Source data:
+ + + + + + +
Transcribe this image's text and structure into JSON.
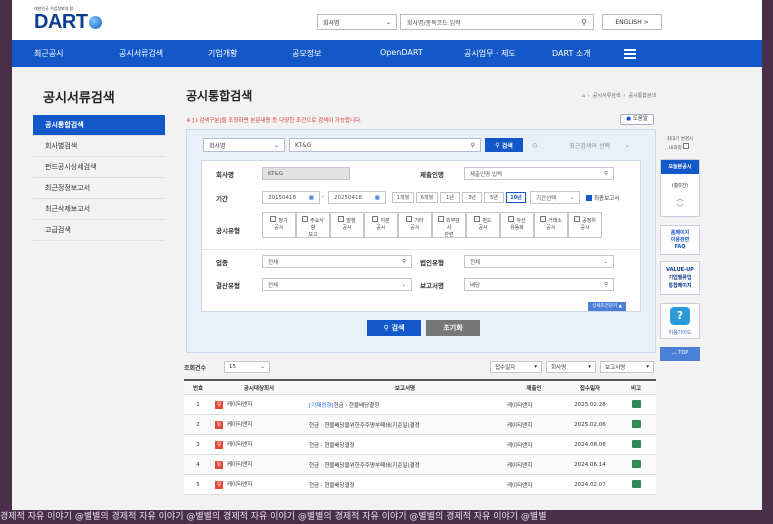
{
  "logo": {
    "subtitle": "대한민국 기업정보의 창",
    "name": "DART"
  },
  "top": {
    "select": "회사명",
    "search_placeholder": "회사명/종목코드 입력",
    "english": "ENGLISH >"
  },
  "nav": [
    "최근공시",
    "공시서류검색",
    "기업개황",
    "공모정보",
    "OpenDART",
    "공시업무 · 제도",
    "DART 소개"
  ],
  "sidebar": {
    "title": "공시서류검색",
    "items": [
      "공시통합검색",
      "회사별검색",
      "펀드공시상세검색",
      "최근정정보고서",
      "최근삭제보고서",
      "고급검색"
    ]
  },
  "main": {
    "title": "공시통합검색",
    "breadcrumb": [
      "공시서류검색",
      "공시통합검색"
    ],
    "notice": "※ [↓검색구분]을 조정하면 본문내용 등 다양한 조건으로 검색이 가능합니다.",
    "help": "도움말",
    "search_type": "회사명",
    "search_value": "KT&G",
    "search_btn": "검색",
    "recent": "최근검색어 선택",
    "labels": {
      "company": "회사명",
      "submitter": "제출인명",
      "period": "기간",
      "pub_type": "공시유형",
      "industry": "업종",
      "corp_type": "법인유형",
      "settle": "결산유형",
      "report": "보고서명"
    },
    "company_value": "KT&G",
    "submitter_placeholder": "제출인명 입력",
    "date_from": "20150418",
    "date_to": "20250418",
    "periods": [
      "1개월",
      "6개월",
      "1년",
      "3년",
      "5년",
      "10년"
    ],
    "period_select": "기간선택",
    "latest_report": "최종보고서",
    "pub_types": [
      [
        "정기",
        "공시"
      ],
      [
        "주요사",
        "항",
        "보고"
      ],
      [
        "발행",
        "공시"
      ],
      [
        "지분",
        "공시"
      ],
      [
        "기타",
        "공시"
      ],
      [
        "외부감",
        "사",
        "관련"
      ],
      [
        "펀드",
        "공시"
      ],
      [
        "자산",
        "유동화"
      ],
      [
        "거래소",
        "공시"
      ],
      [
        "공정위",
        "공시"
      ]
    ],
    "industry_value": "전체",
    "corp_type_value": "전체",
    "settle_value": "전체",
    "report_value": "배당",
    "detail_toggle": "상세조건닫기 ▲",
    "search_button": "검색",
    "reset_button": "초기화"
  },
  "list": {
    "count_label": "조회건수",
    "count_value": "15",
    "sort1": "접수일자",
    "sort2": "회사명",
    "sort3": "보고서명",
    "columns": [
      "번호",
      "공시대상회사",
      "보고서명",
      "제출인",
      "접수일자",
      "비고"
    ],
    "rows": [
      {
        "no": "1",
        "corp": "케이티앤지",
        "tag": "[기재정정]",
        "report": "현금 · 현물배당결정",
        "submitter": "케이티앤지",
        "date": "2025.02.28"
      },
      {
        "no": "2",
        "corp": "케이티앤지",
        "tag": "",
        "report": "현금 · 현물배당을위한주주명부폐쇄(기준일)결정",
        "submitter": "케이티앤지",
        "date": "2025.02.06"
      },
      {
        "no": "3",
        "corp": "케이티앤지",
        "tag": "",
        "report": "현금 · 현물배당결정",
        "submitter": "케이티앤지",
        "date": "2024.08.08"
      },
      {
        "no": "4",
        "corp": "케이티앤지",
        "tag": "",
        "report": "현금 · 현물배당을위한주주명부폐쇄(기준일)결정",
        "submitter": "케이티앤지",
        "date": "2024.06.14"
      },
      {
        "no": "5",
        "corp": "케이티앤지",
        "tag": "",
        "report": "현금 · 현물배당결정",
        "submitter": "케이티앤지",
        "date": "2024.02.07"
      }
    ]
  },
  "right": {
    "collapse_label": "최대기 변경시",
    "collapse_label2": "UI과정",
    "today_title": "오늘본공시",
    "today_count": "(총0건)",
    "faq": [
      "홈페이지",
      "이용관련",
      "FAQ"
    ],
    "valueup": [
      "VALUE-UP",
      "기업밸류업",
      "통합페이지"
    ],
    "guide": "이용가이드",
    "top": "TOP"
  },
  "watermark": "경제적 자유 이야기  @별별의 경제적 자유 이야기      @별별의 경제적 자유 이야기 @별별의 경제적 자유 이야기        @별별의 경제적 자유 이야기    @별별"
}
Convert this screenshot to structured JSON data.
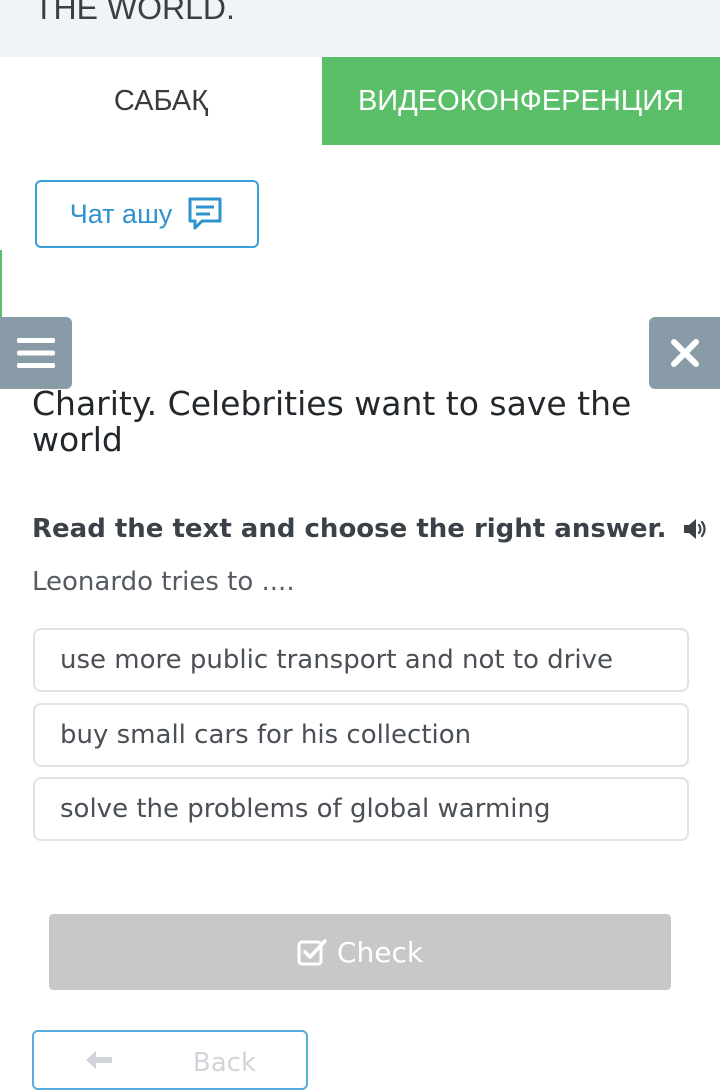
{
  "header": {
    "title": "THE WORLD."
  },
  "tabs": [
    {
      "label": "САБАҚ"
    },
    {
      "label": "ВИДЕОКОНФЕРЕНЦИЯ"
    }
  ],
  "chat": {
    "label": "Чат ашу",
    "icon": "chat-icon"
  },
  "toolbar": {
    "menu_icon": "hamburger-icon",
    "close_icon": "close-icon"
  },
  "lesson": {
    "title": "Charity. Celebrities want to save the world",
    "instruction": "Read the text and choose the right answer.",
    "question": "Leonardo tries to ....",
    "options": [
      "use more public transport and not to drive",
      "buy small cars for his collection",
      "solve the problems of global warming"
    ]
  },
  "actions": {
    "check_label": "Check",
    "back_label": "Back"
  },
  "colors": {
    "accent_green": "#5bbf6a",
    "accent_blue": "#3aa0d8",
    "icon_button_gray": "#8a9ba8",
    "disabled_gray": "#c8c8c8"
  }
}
+ + + + + + +
Scan the material above and determine how many lines include the word "JSON"; report only the number.

§ **Result of the exercise**
2